=== TASK TO CARRY OUT ===
Copy down every line where the string "JSON" shows up.

(Data records)
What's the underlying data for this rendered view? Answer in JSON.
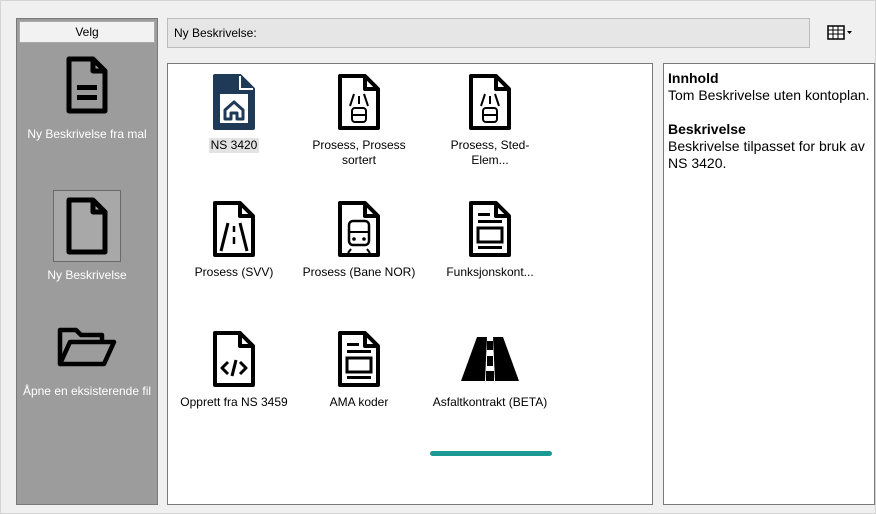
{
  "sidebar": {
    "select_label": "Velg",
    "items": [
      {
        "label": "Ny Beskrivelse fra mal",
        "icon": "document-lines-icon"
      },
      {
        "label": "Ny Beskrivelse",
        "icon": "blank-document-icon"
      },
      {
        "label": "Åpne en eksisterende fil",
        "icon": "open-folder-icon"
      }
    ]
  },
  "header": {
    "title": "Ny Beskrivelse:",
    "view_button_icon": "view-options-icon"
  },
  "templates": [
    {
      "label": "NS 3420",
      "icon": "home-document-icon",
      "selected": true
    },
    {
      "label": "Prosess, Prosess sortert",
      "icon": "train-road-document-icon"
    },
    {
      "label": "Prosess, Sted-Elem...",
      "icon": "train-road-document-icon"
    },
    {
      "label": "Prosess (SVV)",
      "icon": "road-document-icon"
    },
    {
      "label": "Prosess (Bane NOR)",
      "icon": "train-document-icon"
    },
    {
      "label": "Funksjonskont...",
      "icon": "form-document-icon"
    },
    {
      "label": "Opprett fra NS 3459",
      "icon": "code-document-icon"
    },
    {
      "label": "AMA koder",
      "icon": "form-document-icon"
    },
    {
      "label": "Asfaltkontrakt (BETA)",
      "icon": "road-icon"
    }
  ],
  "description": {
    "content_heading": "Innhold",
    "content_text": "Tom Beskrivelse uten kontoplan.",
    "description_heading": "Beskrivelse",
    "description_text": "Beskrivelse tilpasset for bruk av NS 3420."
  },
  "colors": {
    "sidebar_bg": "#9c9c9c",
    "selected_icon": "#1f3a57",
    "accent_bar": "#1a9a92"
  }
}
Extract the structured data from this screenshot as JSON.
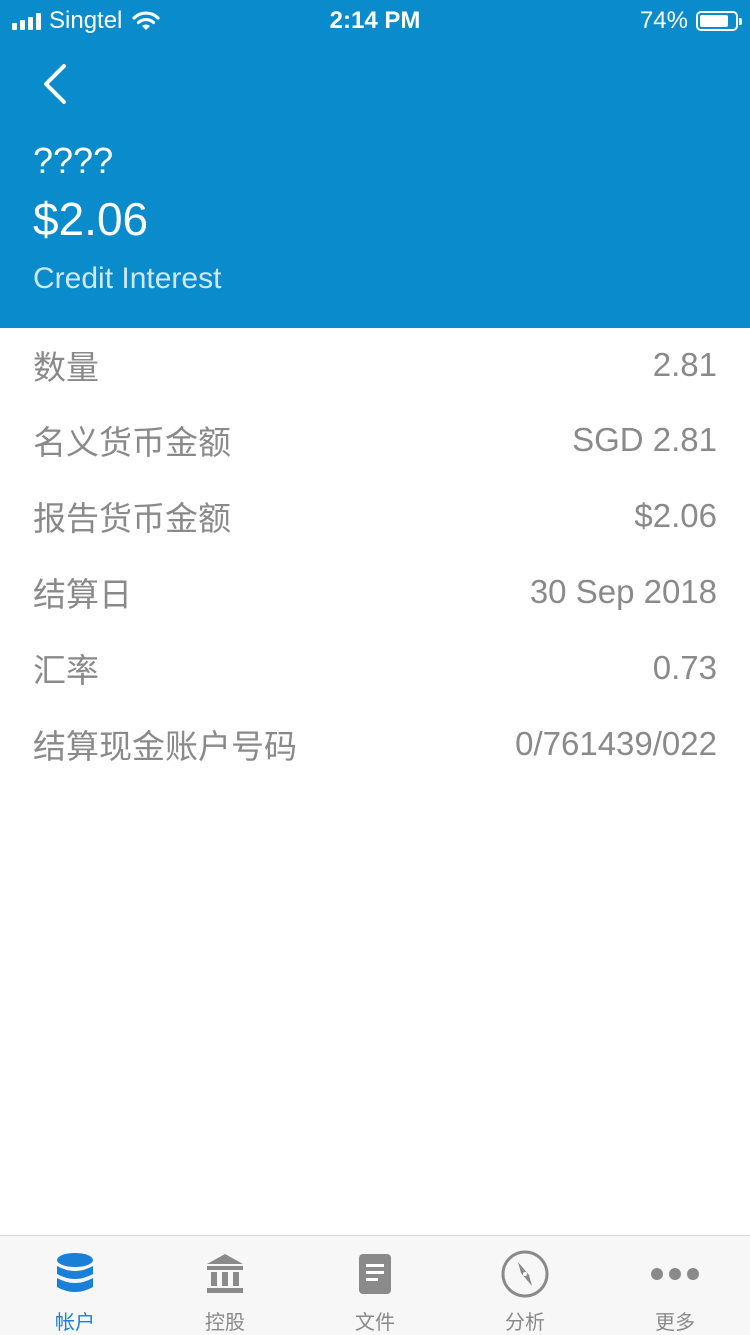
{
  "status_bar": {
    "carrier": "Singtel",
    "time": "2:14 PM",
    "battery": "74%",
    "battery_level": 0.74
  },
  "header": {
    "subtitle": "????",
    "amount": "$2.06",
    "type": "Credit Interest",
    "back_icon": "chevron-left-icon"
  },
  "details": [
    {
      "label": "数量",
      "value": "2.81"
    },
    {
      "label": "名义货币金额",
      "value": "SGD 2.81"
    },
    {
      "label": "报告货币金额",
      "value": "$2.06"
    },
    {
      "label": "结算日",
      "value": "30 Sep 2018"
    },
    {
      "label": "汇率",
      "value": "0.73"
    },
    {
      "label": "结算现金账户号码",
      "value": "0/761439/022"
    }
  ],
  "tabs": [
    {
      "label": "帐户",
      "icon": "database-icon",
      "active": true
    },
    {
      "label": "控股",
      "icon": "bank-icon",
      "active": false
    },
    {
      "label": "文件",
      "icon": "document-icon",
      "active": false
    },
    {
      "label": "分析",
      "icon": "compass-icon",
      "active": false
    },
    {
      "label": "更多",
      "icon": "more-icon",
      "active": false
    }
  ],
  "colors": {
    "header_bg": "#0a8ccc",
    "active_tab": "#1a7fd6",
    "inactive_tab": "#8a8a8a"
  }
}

==

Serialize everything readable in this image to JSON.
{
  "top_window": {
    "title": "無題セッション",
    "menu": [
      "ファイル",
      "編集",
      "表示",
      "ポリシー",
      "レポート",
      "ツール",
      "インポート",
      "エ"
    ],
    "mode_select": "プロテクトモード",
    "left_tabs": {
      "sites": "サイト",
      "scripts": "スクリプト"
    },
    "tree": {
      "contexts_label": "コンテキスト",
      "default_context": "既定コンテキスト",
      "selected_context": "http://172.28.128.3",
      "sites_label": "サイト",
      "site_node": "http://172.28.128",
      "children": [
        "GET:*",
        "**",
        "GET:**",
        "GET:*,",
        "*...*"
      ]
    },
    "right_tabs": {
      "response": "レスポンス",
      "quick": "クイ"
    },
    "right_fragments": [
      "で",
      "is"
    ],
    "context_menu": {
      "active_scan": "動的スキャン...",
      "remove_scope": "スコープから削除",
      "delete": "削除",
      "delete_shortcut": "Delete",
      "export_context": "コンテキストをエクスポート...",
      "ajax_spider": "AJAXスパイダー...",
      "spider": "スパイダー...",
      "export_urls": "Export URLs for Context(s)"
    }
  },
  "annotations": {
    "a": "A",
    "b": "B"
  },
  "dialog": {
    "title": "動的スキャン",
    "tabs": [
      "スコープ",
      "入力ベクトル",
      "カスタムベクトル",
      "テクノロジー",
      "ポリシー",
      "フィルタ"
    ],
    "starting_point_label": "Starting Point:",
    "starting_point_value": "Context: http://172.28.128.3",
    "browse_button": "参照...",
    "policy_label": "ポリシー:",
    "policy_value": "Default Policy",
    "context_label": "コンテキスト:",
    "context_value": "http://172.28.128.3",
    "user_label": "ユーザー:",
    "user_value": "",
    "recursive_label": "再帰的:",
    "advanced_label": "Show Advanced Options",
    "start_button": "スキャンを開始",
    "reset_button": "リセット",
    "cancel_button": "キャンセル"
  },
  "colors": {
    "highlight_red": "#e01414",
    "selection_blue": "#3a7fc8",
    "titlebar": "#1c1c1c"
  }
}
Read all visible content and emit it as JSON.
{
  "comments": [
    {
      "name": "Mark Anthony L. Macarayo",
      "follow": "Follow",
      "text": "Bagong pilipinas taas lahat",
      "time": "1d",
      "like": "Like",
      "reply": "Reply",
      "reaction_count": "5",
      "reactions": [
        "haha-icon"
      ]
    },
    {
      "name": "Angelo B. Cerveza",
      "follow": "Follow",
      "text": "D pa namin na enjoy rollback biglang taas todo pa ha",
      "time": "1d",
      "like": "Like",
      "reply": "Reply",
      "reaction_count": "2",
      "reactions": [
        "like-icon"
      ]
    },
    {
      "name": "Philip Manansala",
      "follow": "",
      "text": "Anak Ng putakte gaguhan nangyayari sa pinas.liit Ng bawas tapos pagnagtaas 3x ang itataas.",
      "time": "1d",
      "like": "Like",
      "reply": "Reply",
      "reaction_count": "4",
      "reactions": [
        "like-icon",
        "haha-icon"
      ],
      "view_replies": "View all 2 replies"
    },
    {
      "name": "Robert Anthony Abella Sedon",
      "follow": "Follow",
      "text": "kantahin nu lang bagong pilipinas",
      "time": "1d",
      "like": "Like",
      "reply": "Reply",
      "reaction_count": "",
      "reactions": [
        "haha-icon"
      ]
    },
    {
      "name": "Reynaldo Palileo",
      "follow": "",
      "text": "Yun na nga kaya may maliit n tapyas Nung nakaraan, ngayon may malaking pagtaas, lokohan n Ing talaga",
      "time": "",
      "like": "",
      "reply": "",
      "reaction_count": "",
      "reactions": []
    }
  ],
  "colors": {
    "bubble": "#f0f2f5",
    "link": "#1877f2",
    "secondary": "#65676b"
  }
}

=== RESPONSE TO THE EXERCISE ===
What's the underlying data for this rendered view? Answer in JSON.
Extract the structured data from this screenshot as JSON.
Serialize everything readable in this image to JSON.
Read all visible content and emit it as JSON.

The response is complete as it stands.